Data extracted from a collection
** Begin **

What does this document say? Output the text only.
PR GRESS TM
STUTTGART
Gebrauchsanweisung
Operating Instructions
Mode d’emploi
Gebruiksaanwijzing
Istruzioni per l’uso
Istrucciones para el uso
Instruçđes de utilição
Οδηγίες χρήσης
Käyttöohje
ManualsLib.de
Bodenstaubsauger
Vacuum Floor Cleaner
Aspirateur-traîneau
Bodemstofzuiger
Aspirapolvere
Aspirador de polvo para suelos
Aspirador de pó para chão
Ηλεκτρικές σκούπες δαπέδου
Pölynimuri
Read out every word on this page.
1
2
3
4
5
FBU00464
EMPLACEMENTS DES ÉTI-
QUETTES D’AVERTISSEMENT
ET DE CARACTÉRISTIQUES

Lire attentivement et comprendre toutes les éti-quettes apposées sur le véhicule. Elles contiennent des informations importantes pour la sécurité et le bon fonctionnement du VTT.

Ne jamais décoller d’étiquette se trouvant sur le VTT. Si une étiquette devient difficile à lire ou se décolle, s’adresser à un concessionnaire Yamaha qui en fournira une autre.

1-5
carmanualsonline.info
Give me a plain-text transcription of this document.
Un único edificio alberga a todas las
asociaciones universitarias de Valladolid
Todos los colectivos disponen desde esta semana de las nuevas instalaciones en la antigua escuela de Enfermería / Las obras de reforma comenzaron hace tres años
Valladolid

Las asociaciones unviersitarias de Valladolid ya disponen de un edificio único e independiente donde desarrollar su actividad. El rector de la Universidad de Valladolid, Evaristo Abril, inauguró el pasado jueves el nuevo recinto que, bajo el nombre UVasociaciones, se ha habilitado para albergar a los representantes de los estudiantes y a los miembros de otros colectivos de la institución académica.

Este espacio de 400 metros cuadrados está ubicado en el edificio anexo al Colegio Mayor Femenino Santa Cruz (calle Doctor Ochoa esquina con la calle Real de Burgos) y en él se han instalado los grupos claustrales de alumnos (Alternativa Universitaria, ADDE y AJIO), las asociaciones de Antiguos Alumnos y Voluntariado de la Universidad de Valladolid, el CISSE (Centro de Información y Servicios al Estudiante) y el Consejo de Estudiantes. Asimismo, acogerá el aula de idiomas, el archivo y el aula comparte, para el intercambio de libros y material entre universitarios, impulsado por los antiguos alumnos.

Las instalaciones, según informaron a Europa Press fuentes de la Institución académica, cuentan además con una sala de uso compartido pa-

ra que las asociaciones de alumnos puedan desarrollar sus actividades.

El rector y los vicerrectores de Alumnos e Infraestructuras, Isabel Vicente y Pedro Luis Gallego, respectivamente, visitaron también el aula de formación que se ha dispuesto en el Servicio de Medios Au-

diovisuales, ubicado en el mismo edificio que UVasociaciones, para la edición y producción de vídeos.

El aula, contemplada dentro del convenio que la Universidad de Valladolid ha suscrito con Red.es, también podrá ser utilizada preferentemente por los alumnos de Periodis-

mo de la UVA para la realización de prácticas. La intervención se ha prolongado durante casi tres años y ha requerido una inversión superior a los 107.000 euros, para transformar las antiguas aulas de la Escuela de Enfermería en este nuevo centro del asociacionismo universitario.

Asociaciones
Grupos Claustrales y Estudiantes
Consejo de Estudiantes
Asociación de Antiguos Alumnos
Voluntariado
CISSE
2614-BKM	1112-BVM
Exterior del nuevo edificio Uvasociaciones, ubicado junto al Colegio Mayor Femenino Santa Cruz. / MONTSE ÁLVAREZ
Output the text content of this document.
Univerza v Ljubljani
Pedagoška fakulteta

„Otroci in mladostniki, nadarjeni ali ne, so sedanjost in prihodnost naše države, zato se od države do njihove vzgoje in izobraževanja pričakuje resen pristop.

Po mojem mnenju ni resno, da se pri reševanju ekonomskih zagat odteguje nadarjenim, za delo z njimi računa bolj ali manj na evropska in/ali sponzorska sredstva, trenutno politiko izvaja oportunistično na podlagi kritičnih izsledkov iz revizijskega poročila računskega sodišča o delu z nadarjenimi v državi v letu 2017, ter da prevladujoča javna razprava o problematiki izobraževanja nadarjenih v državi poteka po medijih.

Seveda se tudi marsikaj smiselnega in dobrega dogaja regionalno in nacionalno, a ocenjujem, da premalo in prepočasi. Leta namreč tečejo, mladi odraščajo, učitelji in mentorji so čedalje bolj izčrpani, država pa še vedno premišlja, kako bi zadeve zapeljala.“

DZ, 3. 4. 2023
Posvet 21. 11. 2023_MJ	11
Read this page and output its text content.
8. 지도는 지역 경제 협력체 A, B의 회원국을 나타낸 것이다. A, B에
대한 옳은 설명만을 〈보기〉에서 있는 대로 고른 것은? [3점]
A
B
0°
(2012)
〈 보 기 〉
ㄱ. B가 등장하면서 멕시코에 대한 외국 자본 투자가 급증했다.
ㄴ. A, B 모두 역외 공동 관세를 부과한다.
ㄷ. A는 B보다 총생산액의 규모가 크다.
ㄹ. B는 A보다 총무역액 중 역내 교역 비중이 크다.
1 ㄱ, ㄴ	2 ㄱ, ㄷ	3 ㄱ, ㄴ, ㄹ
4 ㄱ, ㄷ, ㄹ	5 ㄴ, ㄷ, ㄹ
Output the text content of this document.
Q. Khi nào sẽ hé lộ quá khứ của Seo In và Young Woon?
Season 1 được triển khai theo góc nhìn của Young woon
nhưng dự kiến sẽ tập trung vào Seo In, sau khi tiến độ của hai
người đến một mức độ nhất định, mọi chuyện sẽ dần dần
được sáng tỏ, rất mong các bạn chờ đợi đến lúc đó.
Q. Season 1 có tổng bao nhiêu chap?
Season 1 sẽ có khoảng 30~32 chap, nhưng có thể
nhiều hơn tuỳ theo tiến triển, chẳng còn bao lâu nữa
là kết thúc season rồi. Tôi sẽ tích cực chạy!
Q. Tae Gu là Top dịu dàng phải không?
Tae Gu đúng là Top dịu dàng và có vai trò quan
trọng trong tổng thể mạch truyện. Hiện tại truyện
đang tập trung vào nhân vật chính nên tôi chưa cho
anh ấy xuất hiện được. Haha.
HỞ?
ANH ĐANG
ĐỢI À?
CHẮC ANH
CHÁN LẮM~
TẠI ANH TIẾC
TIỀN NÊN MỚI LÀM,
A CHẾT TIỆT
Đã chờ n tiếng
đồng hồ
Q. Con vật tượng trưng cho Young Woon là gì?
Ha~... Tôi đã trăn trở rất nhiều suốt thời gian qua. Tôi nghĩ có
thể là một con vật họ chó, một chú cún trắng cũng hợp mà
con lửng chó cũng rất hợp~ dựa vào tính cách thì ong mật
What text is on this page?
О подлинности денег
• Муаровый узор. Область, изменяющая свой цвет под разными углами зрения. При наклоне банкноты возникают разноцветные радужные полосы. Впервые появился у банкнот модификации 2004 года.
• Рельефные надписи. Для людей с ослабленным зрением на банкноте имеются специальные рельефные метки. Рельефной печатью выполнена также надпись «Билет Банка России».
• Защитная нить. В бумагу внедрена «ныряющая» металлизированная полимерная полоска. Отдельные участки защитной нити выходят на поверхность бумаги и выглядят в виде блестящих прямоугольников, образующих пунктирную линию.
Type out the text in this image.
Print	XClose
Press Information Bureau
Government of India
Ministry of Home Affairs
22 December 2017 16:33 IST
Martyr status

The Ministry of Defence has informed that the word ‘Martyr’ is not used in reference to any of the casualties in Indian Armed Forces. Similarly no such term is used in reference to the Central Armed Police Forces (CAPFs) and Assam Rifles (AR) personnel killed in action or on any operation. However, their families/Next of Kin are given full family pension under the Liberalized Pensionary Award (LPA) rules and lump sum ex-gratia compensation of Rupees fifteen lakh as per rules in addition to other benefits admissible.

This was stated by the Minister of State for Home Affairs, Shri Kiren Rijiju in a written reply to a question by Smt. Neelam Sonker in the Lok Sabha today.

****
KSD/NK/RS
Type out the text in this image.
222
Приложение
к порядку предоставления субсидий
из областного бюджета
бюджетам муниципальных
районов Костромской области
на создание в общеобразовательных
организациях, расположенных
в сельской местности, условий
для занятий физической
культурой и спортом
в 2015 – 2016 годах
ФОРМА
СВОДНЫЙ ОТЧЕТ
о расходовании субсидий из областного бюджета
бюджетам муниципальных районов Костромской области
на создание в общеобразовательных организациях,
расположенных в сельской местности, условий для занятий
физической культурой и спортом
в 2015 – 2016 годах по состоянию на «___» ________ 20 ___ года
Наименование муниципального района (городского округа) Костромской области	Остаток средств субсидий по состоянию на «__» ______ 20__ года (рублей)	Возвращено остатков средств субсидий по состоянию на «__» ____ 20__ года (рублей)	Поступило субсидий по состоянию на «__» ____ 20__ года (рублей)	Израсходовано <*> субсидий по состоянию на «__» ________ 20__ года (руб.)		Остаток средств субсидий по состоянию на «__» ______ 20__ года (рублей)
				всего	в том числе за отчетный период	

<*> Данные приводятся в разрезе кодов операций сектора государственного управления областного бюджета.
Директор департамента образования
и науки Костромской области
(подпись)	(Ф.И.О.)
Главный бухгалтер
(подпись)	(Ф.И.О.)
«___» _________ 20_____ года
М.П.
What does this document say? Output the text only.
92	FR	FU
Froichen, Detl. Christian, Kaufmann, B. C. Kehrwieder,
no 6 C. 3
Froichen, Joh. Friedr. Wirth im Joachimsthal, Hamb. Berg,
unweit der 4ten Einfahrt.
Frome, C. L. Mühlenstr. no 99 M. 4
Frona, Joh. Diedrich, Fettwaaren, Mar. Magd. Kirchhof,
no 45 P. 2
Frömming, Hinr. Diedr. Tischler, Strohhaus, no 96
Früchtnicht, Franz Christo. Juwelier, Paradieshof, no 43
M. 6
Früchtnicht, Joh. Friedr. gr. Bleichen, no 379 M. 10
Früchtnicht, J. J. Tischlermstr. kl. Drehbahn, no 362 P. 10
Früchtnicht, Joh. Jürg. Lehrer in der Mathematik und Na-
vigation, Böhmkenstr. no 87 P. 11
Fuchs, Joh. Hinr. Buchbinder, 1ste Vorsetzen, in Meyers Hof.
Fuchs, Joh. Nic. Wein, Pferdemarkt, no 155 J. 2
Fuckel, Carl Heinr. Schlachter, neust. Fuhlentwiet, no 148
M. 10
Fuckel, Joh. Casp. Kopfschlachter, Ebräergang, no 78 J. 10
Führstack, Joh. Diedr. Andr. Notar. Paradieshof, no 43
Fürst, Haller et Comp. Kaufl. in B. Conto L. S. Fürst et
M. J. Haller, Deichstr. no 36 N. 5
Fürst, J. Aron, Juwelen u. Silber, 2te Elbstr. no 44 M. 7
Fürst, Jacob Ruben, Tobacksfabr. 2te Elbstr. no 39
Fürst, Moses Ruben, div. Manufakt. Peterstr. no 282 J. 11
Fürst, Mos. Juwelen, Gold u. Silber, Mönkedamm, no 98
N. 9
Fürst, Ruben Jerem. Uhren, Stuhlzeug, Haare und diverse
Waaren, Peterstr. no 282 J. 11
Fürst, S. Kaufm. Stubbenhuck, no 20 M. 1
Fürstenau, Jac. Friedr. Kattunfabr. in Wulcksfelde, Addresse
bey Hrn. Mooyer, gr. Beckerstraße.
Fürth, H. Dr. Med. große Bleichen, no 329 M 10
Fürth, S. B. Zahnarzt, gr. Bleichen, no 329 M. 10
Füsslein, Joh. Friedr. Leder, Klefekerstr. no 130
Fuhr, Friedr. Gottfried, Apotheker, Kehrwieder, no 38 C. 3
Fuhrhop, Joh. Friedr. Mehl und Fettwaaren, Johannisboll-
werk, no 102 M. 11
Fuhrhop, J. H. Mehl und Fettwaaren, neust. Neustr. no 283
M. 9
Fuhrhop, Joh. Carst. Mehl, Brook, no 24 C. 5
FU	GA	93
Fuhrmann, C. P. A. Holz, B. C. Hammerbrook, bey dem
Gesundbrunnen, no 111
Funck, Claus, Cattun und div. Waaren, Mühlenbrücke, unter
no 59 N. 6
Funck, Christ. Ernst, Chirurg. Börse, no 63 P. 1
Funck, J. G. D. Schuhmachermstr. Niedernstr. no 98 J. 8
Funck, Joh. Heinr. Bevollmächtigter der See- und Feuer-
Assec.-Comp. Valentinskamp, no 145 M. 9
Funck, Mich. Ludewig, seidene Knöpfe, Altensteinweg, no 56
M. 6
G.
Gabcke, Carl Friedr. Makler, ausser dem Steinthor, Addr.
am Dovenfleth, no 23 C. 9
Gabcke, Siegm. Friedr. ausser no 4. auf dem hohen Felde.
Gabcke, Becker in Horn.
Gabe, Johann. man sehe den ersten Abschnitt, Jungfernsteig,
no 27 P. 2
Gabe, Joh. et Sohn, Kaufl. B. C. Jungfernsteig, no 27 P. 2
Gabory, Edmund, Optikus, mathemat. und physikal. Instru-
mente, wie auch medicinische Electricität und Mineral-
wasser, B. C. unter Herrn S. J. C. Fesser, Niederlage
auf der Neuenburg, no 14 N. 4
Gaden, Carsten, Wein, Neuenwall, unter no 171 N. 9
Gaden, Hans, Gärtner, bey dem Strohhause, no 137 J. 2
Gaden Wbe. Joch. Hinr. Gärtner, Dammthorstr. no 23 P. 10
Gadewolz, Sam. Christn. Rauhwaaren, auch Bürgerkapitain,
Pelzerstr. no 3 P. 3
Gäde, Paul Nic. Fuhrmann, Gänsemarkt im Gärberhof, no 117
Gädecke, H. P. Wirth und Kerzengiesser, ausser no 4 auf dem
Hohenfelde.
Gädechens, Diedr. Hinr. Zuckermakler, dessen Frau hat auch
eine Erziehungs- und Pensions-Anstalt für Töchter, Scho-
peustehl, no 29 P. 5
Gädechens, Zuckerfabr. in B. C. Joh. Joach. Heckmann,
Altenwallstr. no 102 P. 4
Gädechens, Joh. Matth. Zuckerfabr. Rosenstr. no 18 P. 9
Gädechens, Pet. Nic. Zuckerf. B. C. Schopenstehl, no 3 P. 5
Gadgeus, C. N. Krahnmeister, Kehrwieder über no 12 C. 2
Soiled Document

** End **

▸ Exercise aim
Show all lines in the entries above where the word "годах" appears.

▸ Reply
в 2015 – 2016 годах
в 2015 – 2016 годах по состоянию на «___» ________ 20 ___ года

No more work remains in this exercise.